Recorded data
*-*-*
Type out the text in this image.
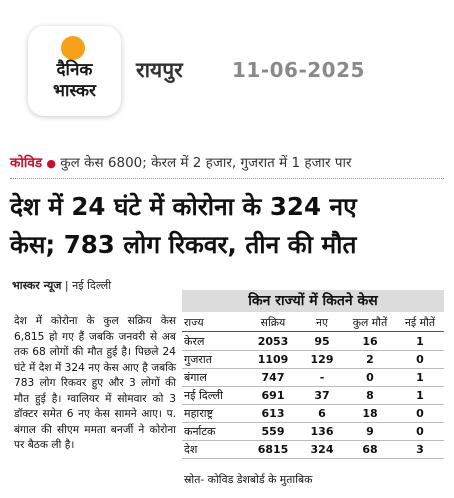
दैनिक
भास्कर
रायपुर 11-06-2025
कोविड ● कुल केस 6800; केरल में 2 हजार, गुजरात में 1 हजार पार
देश में 24 घंटे में कोरोना के 324 नए
केस; 783 लोग रिकवर, तीन की मौत
भास्कर न्यूज | नई दिल्ली
देश में कोरोना के कुल सक्रिय केस 6,815 हो गए हैं जबकि जनवरी से अब तक 68 लोगों की मौत हुई है। पिछले 24 घंटे में देश में 324 नए केस आए है जबकि 783 लोग रिकवर हुए और 3 लोगों की मौत हुई है। ग्वालियर में सोमवार को 3 डॉक्टर समेत 6 नए केस सामने आए। प. बंगाल की सीएम ममता बनर्जी ने कोरोना पर बैठक ली है।
किन राज्यों में कितने केस
राज्य	सक्रिय	नए	कुल मौतें	नई मौतें
केरल	2053	95	16	1
गुजरात	1109	129	2	0
बंगाल	747	-	0	1
नई दिल्ली	691	37	8	1
महाराष्ट्र	613	6	18	0
कर्नाटक	559	136	9	0
देश	6815	324	68	3
स्रोत- कोविड डेशबोर्ड के मुताबिक
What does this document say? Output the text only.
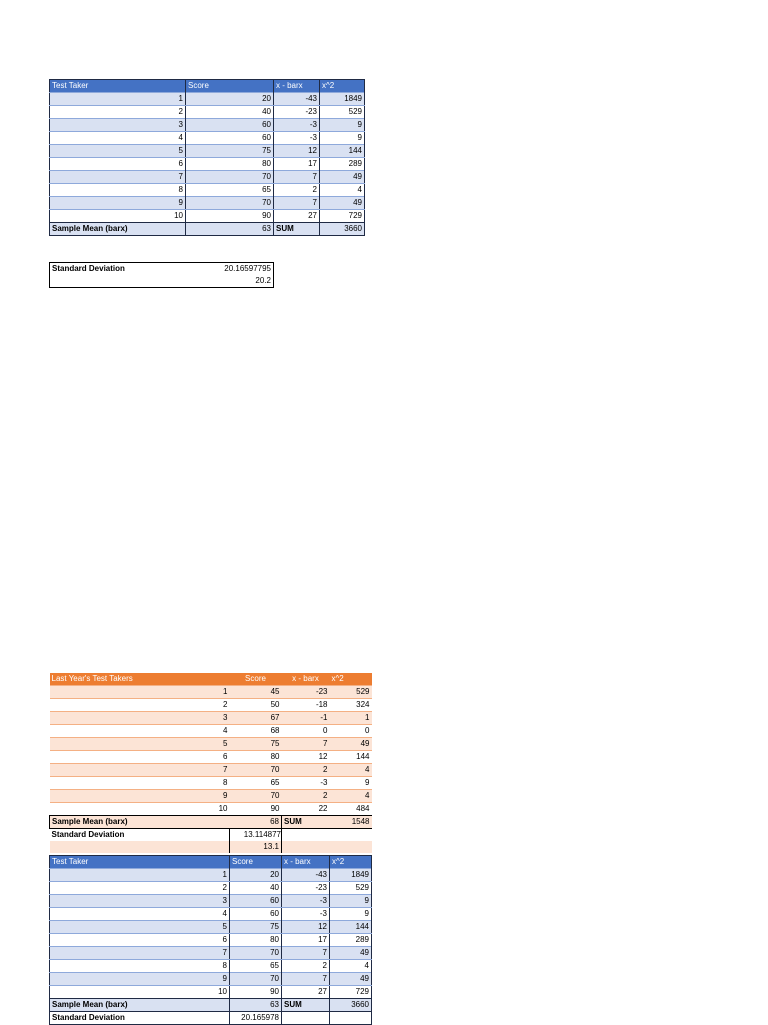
Test Taker	Score	x - barx	x^2
1	20	-43	1849
2	40	-23	529
3	60	-3	9
4	60	-3	9
5	75	12	144
6	80	17	289
7	70	7	49
8	65	2	4
9	70	7	49
10	90	27	729
Sample Mean (barx)	63	SUM	3660
Standard Deviation	20.16597795
	20.2
Last Year's Test Takers	Score	x - barx	x^2
1	45	-23	529
2	50	-18	324
3	67	-1	1
4	68	0	0
5	75	7	49
6	80	12	144
7	70	2	4
8	65	-3	9
9	70	2	4
10	90	22	484
Sample Mean (barx)	68	SUM	1548
Standard Deviation	13.114877		
	13.1		
Test Taker	Score	x - barx	x^2
1	20	-43	1849
2	40	-23	529
3	60	-3	9
4	60	-3	9
5	75	12	144
6	80	17	289
7	70	7	49
8	65	2	4
9	70	7	49
10	90	27	729
Sample Mean (barx)	63	SUM	3660
Standard Deviation	20.165978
*-*-*
Instructions to follow>
Return to the listing above and set it down exactly, leaving out its pictures.

Complete answer>
Type out the text in this image.
दैनिक
भास्कर
रायपुर 11-06-2025
कोविड ● कुल केस 6800; केरल में 2 हजार, गुजरात में 1 हजार पार
देश में 24 घंटे में कोरोना के 324 नए
केस; 783 लोग रिकवर, तीन की मौत
भास्कर न्यूज | नई दिल्ली
देश में कोरोना के कुल सक्रिय केस 6,815 हो गए हैं जबकि जनवरी से अब तक 68 लोगों की मौत हुई है। पिछले 24 घंटे में देश में 324 नए केस आए है जबकि 783 लोग रिकवर हुए और 3 लोगों की मौत हुई है। ग्वालियर में सोमवार को 3 डॉक्टर समेत 6 नए केस सामने आए। प. बंगाल की सीएम ममता बनर्जी ने कोरोना पर बैठक ली है।
किन राज्यों में कितने केस
राज्य	सक्रिय	नए	कुल मौतें	नई मौतें
केरल	2053	95	16	1
गुजरात	1109	129	2	0
बंगाल	747	-	0	1
नई दिल्ली	691	37	8	1
महाराष्ट्र	613	6	18	0
कर्नाटक	559	136	9	0
देश	6815	324	68	3
स्रोत- कोविड डेशबोर्ड के मुताबिक
What does this document say? Output the text only.
Test Taker	Score	x - barx	x^2
1	20	-43	1849
2	40	-23	529
3	60	-3	9
4	60	-3	9
5	75	12	144
6	80	17	289
7	70	7	49
8	65	2	4
9	70	7	49
10	90	27	729
Sample Mean (barx)	63	SUM	3660
Standard Deviation	20.16597795
	20.2
Last Year's Test Takers	Score	x - barx	x^2
1	45	-23	529
2	50	-18	324
3	67	-1	1
4	68	0	0
5	75	7	49
6	80	12	144
7	70	2	4
8	65	-3	9
9	70	2	4
10	90	22	484
Sample Mean (barx)	68	SUM	1548
Standard Deviation	13.114877		
	13.1		
Test Taker	Score	x - barx	x^2
1	20	-43	1849
2	40	-23	529
3	60	-3	9
4	60	-3	9
5	75	12	144
6	80	17	289
7	70	7	49
8	65	2	4
9	70	7	49
10	90	27	729
Sample Mean (barx)	63	SUM	3660
Standard Deviation	20.165978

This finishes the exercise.